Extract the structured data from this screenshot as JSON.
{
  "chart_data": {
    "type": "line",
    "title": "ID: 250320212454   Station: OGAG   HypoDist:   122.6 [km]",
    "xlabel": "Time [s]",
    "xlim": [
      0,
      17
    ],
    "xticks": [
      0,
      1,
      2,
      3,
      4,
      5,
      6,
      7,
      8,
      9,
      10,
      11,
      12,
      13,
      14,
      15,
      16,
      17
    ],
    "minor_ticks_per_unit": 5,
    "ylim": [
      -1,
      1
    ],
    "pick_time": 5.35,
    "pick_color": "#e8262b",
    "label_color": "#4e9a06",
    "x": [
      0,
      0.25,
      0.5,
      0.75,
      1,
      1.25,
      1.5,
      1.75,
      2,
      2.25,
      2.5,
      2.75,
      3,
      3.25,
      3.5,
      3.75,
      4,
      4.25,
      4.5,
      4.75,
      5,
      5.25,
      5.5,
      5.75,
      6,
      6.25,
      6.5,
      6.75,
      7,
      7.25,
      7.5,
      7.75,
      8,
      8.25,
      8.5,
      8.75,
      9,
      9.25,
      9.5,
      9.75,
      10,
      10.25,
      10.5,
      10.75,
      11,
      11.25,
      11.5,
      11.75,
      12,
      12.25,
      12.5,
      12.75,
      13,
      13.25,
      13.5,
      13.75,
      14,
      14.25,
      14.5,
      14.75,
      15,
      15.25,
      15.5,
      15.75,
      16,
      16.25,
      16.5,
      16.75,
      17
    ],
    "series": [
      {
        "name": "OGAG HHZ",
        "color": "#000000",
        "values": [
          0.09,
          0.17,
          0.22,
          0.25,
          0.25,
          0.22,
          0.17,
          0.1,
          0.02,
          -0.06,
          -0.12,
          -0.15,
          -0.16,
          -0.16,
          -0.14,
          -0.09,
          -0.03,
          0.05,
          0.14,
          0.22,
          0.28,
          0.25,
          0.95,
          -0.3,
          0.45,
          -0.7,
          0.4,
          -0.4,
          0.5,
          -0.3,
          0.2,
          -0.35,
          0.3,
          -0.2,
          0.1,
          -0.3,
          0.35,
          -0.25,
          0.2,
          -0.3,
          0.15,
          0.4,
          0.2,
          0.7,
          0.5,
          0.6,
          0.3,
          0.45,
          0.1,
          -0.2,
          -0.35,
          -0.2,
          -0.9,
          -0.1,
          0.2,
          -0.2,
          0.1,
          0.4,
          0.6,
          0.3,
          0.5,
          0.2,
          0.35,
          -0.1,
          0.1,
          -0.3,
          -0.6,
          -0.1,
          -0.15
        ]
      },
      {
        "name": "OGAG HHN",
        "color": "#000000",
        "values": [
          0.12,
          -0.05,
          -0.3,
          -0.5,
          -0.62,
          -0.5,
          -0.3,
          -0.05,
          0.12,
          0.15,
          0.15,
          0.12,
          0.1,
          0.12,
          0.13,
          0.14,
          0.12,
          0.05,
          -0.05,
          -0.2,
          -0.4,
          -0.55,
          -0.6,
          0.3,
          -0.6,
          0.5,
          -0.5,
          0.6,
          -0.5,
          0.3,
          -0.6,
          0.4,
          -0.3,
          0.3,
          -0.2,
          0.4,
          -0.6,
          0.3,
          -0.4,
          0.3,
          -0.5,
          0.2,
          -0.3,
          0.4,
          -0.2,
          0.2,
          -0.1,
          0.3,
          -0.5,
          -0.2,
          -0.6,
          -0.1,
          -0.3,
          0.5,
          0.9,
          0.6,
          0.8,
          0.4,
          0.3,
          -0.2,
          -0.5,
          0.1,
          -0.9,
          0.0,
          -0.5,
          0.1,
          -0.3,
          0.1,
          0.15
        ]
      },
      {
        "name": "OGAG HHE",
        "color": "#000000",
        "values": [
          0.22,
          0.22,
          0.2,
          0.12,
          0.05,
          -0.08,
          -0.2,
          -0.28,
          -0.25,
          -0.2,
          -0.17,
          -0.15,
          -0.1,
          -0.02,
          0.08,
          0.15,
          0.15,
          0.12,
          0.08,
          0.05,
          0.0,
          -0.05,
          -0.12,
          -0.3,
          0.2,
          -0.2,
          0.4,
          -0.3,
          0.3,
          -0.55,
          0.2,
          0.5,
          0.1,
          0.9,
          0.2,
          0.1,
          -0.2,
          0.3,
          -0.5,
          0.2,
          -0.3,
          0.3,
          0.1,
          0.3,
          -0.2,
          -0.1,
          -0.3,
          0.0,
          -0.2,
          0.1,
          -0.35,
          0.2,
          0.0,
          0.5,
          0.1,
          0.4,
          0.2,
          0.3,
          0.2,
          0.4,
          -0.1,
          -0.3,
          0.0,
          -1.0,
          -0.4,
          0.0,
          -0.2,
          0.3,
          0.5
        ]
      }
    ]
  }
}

++++++

Please list every line of the records that contains "OGAG".

▶ _ANSWER FOR THIS EXERCISE_
    "title": "ID: 250320212454   Station: OGAG   HypoDist:   122.6 [km]",
        "name": "OGAG HHZ",
        "name": "OGAG HHN",
        "name": "OGAG HHE",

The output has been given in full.